Supplied records:
────────────────────
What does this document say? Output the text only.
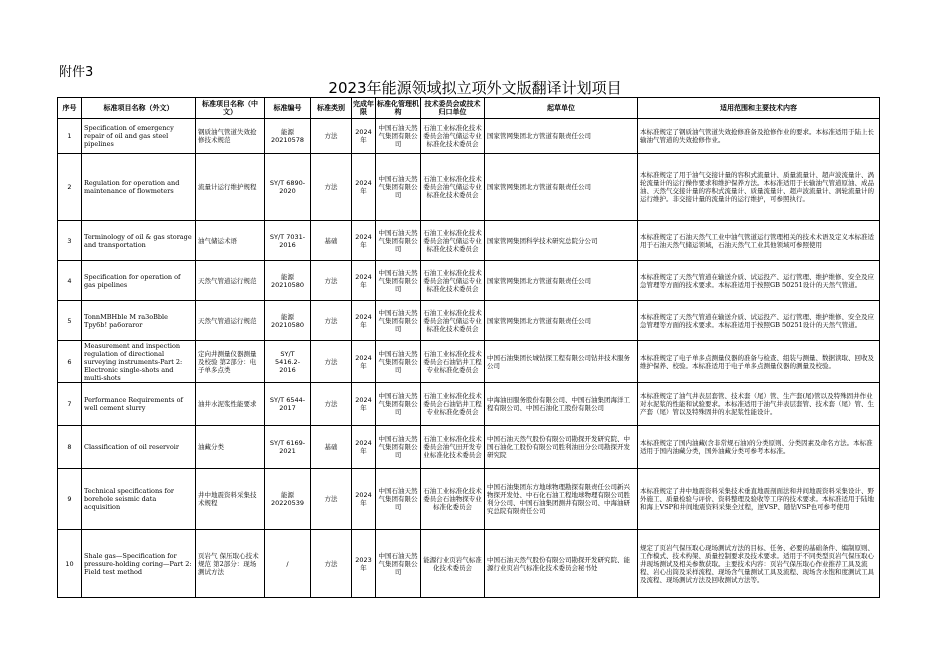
附件3
2023年能源领域拟立项外文版翻译计划项目
序号	标准项目名称（外文）	标准项目名称（中文）	标准编号	标准类别	完成年限	标准化管理机构	技术委员会或技术归口单位	起草单位	适用范围和主要技术内容
1	Specification of emergency repair of oil and gas steel pipelines	钢质油气管道失效抢修技术规范	能源 20210578	方法	2024年	中国石油天然气集团有限公司	石油工业标准化技术委员会油气储运专业标准化技术委员会	国家管网集团北方管道有限责任公司	本标准规定了钢质油气管道失效抢修准备及抢修作业的要求。本标准适用于陆上长输油气管道的失效抢修作业。
2	Regulation for operation and maintenance of flowmeters	流量计运行维护规程	SY/T 6890-2020	方法	2024年	中国石油天然气集团有限公司	石油工业标准化技术委员会油气储运专业标准化技术委员会	国家管网集团北方管道有限责任公司	本标准规定了用于油气交接计量的容积式流量计、质量流量计、超声波流量计、涡轮流量计的运行操作要求和维护保养方法。本标准适用于长输油气管道原油、成品油、天然气交接计量的容积式流量计、质量流量计、超声波流量计、涡轮流量计的运行维护。非交接计量的流量计的运行维护，可参照执行。
3	Terminology of oil & gas storage and transportation	油气储运术语	SY/T 7031-2016	基础	2024年	中国石油天然气集团有限公司	石油工业标准化技术委员会油气储运专业标准化技术委员会	国家管网集团科学技术研究总院分公司	本标准规定了石油天然气工业中油气管道运行管理相关的技术术语及定义本标准适用于石油天然气储运领域，石油天然气工业其他领域可参照使用
4	Specification for operation of gas pipelines	天然气管道运行规范	能源 20210580	方法	2024年	中国石油天然气集团有限公司	石油工业标准化技术委员会油气储运专业标准化技术委员会	国家管网集团北方管道有限责任公司	本标准规定了天然气管道在输送介质、试运投产、运行管理、维护维修、安全及应急管理等方面的技术要求。本标准适用于按照GB 50251设计的天然气管道。
5	TonnMBHble M ra3oBble Tpy6b! pa6oraror	天然气管道运行规范	能源 20210580	方法	2024年	中国石油天然气集团有限公司	石油工业标准化技术委员会油气储运专业标准化技术委员会	国家管网集团北方管道有限责任公司	本标准规定了天然气管道在输送介质、试运投产、运行管理、维护维修、安全及应急管理等方面的技术要求。本标准适用于按照GB 50251设计的天然气管道。
6	Measurement and inspection regulation of directional surveying instruments-Part 2: Electronic single-shots and multi-shots	定向井测量仪器测量及校验 第2部分：电子单多点类	SY/T 5416.2-2016	方法	2024年	中国石油天然气集团有限公司	石油工业标准化技术委员会石油钻井工程专业标准化委员会	中国石油集团长城钻探工程有限公司钻井技术服务公司	本标准规定了电子单多点测量仪器的准备与检查、组装与测量、数据读取、回收及维护保养、校验。本标准适用于电子单多点测量仪器的测量及校验。
7	Performance Requirements of well cement slurry	油井水泥浆性能要求	SY/T 6544-2017	方法	2024年	中国石油天然气集团有限公司	石油工业标准化技术委员会石油钻井工程专业标准化委员会	中海油田服务股份有限公司、中国石油集团海洋工程有限公司、中国石油化工股份有限公司	本标准规定了油气井表层套管、技术套（尾）管、生产套(尾)管以及特殊固井作业对水泥浆的性能和试验要求。本标准适用于油气井表层套管、技术套（尾）管、生产套（尾）管以及特殊固井的水泥浆性能设计。
8	Classification of oil reservoir	油藏分类	SY/T 6169-2021	基础	2024年	中国石油天然气集团有限公司	石油工业标准化技术委员会油气田开发专业标准化技术委员会	中国石油天然气股份有限公司勘探开发研究院、中国石油化工股份有限公司胜利油田分公司勘探开发研究院	本标准规定了国内油藏(含非常规石油)的分类原则、分类因素及命名方法。本标准适用于国内油藏分类，国外油藏分类可参考本标准。
9	Technical specifications for borehole seismic data acquisition	井中地震资料采集技术规程	能源 20220539	方法	2024年	中国石油天然气集团有限公司	石油工业标准化技术委员会石油物探专业标准化委员会	中国石油集团东方地球物理勘探有限责任公司新兴物探开发处、中石化石油工程地球物理有限公司胜利分公司、中国石油集团测井有限公司、中海油研究总院有限责任公司	本标准规定了井中地震资料采集技术垂直地震剖面法和井间地震资料采集设计、野外施工、质量检验与评价、资料整理及验收等工序的技术要求。本标准适用于陆地和海上VSP和井间地震资料采集全过程，逆VSP、随钻VSP也可参考使用
10	Shale gas—Specification for pressure-holding coring—Part 2: Field test method	页岩气 保压取心技术规范 第2部分：现场测试方法	/	方法	2023年	中国石油天然气集团有限公司	能源行业页岩气标准化技术委员会	中国石油天然气股份有限公司勘探开发研究院、能源行业页岩气标准化技术委员会秘书处	规定了页岩气保压取心现场测试方法的目标、任务、必要的基础条件、编制原则、工作模式、技术构架、质量控制要求及技术要求。适用于不同类型页岩气保压取心井现场测试及相关参数获取。主要技术内容：页岩气保压取心作业推荐工具及流程、岩心出筒及采样流程、现场含气量测试工具及流程、现场含水饱和度测试工具及流程、现场测试方法及回收测试方法等。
────────────────────
Task brief: Return all of the data exactly as written, and drop the pictures.

Exercise answer:
What does this document say? Output the text only.
附件3
2023年能源领域拟立项外文版翻译计划项目
序号	标准项目名称（外文）	标准项目名称（中文）	标准编号	标准类别	完成年限	标准化管理机构	技术委员会或技术归口单位	起草单位	适用范围和主要技术内容
1	Specification of emergency repair of oil and gas steel pipelines	钢质油气管道失效抢修技术规范	能源 20210578	方法	2024年	中国石油天然气集团有限公司	石油工业标准化技术委员会油气储运专业标准化技术委员会	国家管网集团北方管道有限责任公司	本标准规定了钢质油气管道失效抢修准备及抢修作业的要求。本标准适用于陆上长输油气管道的失效抢修作业。
2	Regulation for operation and maintenance of flowmeters	流量计运行维护规程	SY/T 6890-2020	方法	2024年	中国石油天然气集团有限公司	石油工业标准化技术委员会油气储运专业标准化技术委员会	国家管网集团北方管道有限责任公司	本标准规定了用于油气交接计量的容积式流量计、质量流量计、超声波流量计、涡轮流量计的运行操作要求和维护保养方法。本标准适用于长输油气管道原油、成品油、天然气交接计量的容积式流量计、质量流量计、超声波流量计、涡轮流量计的运行维护。非交接计量的流量计的运行维护，可参照执行。
3	Terminology of oil & gas storage and transportation	油气储运术语	SY/T 7031-2016	基础	2024年	中国石油天然气集团有限公司	石油工业标准化技术委员会油气储运专业标准化技术委员会	国家管网集团科学技术研究总院分公司	本标准规定了石油天然气工业中油气管道运行管理相关的技术术语及定义本标准适用于石油天然气储运领域，石油天然气工业其他领域可参照使用
4	Specification for operation of gas pipelines	天然气管道运行规范	能源 20210580	方法	2024年	中国石油天然气集团有限公司	石油工业标准化技术委员会油气储运专业标准化技术委员会	国家管网集团北方管道有限责任公司	本标准规定了天然气管道在输送介质、试运投产、运行管理、维护维修、安全及应急管理等方面的技术要求。本标准适用于按照GB 50251设计的天然气管道。
5	TonnMBHble M ra3oBble Tpy6b! pa6oraror	天然气管道运行规范	能源 20210580	方法	2024年	中国石油天然气集团有限公司	石油工业标准化技术委员会油气储运专业标准化技术委员会	国家管网集团北方管道有限责任公司	本标准规定了天然气管道在输送介质、试运投产、运行管理、维护维修、安全及应急管理等方面的技术要求。本标准适用于按照GB 50251设计的天然气管道。
6	Measurement and inspection regulation of directional surveying instruments-Part 2: Electronic single-shots and multi-shots	定向井测量仪器测量及校验 第2部分：电子单多点类	SY/T 5416.2-2016	方法	2024年	中国石油天然气集团有限公司	石油工业标准化技术委员会石油钻井工程专业标准化委员会	中国石油集团长城钻探工程有限公司钻井技术服务公司	本标准规定了电子单多点测量仪器的准备与检查、组装与测量、数据读取、回收及维护保养、校验。本标准适用于电子单多点测量仪器的测量及校验。
7	Performance Requirements of well cement slurry	油井水泥浆性能要求	SY/T 6544-2017	方法	2024年	中国石油天然气集团有限公司	石油工业标准化技术委员会石油钻井工程专业标准化委员会	中海油田服务股份有限公司、中国石油集团海洋工程有限公司、中国石油化工股份有限公司	本标准规定了油气井表层套管、技术套（尾）管、生产套(尾)管以及特殊固井作业对水泥浆的性能和试验要求。本标准适用于油气井表层套管、技术套（尾）管、生产套（尾）管以及特殊固井的水泥浆性能设计。
8	Classification of oil reservoir	油藏分类	SY/T 6169-2021	基础	2024年	中国石油天然气集团有限公司	石油工业标准化技术委员会油气田开发专业标准化技术委员会	中国石油天然气股份有限公司勘探开发研究院、中国石油化工股份有限公司胜利油田分公司勘探开发研究院	本标准规定了国内油藏(含非常规石油)的分类原则、分类因素及命名方法。本标准适用于国内油藏分类，国外油藏分类可参考本标准。
9	Technical specifications for borehole seismic data acquisition	井中地震资料采集技术规程	能源 20220539	方法	2024年	中国石油天然气集团有限公司	石油工业标准化技术委员会石油物探专业标准化委员会	中国石油集团东方地球物理勘探有限责任公司新兴物探开发处、中石化石油工程地球物理有限公司胜利分公司、中国石油集团测井有限公司、中海油研究总院有限责任公司	本标准规定了井中地震资料采集技术垂直地震剖面法和井间地震资料采集设计、野外施工、质量检验与评价、资料整理及验收等工序的技术要求。本标准适用于陆地和海上VSP和井间地震资料采集全过程，逆VSP、随钻VSP也可参考使用
10	Shale gas—Specification for pressure-holding coring—Part 2: Field test method	页岩气 保压取心技术规范 第2部分：现场测试方法	/	方法	2023年	中国石油天然气集团有限公司	能源行业页岩气标准化技术委员会	中国石油天然气股份有限公司勘探开发研究院、能源行业页岩气标准化技术委员会秘书处	规定了页岩气保压取心现场测试方法的目标、任务、必要的基础条件、编制原则、工作模式、技术构架、质量控制要求及技术要求。适用于不同类型页岩气保压取心井现场测试及相关参数获取。主要技术内容：页岩气保压取心作业推荐工具及流程、岩心出筒及采样流程、现场含气量测试工具及流程、现场含水饱和度测试工具及流程、现场测试方法及回收测试方法等。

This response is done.